Items
########
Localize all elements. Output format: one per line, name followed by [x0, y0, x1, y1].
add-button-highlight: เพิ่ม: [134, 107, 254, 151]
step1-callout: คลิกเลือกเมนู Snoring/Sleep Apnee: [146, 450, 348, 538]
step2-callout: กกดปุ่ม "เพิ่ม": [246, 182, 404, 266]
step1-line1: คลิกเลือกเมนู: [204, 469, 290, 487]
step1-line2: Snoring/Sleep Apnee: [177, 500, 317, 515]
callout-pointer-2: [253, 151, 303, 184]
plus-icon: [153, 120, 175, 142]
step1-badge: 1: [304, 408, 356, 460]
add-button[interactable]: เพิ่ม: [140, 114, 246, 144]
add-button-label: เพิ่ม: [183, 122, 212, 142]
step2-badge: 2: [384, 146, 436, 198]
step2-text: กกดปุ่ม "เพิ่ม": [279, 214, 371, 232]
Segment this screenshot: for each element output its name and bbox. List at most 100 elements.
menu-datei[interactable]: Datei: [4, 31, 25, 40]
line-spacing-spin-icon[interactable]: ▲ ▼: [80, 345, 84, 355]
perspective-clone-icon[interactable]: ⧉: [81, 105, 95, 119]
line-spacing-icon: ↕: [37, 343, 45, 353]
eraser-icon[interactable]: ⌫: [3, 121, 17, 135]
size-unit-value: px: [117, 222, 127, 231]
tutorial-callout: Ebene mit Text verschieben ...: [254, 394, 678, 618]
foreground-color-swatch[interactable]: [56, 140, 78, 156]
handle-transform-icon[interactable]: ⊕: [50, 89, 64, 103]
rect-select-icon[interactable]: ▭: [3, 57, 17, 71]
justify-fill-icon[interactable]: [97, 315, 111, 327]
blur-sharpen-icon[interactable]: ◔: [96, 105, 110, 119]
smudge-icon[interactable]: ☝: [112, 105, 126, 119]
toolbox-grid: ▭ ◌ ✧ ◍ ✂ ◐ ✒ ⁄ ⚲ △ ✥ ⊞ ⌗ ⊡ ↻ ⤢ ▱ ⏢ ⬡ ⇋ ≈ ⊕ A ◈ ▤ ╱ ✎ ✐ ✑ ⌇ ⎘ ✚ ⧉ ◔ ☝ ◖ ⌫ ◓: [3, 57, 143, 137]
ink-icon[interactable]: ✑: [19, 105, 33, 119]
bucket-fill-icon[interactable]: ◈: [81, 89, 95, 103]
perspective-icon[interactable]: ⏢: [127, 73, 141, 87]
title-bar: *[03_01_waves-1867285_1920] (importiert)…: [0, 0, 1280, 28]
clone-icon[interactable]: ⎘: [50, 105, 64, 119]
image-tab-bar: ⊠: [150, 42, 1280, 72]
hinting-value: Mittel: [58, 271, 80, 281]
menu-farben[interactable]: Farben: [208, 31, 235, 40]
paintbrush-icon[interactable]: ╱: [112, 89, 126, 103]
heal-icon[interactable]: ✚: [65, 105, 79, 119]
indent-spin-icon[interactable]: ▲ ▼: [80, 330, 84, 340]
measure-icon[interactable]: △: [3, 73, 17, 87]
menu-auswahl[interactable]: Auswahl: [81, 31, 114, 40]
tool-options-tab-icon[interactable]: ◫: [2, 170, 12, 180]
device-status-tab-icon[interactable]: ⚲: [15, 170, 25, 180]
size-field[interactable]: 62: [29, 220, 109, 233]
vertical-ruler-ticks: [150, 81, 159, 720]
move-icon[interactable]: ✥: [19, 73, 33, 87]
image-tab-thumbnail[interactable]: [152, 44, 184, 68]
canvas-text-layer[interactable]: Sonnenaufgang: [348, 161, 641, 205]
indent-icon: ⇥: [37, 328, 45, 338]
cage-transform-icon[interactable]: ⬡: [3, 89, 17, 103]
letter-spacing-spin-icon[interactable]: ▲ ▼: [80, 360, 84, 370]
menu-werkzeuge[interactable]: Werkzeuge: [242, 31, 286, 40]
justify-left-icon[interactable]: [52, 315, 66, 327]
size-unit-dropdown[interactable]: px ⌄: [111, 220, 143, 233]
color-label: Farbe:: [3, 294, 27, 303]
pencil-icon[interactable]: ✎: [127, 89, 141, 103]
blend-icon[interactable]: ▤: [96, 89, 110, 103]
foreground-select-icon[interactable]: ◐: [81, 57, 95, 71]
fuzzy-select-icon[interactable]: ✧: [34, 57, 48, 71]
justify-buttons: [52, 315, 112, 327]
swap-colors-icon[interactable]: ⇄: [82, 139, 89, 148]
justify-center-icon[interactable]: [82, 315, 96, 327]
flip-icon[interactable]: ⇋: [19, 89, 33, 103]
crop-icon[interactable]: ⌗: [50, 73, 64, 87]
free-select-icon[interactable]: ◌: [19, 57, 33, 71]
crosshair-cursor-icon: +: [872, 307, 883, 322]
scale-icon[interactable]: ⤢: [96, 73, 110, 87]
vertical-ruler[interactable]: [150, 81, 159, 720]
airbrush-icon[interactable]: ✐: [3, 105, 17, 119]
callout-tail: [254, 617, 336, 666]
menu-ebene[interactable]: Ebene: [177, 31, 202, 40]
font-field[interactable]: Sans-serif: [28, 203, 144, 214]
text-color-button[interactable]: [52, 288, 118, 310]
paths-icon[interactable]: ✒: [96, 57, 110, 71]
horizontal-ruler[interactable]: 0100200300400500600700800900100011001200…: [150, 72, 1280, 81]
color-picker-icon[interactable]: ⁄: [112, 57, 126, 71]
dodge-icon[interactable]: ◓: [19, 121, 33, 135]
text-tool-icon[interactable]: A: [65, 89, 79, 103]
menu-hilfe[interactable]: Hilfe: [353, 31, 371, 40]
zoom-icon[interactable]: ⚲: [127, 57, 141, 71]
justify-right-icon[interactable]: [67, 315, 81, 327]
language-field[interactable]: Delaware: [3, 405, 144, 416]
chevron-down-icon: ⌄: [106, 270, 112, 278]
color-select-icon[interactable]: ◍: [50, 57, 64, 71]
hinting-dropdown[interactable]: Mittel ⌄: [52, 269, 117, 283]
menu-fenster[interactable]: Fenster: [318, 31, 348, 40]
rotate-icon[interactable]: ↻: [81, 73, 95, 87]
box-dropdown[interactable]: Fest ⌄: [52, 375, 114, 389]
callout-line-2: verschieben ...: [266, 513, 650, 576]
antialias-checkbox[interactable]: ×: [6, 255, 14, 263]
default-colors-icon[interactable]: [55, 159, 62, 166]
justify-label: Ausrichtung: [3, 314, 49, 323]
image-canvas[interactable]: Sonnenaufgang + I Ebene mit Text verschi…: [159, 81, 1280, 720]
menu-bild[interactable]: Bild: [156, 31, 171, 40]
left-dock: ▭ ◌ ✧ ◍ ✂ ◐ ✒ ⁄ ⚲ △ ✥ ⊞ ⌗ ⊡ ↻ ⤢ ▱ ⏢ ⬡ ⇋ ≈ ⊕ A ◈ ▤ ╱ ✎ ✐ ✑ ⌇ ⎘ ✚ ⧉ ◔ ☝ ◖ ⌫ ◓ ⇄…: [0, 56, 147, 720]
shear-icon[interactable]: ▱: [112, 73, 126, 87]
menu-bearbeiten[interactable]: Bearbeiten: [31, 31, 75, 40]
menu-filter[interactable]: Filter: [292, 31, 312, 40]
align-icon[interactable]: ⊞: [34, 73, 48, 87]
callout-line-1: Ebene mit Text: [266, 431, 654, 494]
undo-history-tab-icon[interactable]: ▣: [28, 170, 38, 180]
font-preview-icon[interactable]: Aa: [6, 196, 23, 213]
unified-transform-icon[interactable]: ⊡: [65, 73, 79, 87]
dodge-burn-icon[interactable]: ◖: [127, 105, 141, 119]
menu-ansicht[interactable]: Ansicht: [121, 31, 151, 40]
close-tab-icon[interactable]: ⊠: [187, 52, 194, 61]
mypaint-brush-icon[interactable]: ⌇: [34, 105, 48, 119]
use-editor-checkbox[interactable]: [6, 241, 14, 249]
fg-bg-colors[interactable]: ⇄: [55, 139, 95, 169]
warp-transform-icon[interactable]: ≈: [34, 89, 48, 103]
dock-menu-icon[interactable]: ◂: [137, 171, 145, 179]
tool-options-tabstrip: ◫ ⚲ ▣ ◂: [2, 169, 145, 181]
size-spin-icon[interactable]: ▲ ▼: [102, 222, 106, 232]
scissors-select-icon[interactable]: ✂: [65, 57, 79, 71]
########
Task to carry out
Count the lines above that contain the string "name", matching case exactly, and give only the number.

Finished answer
2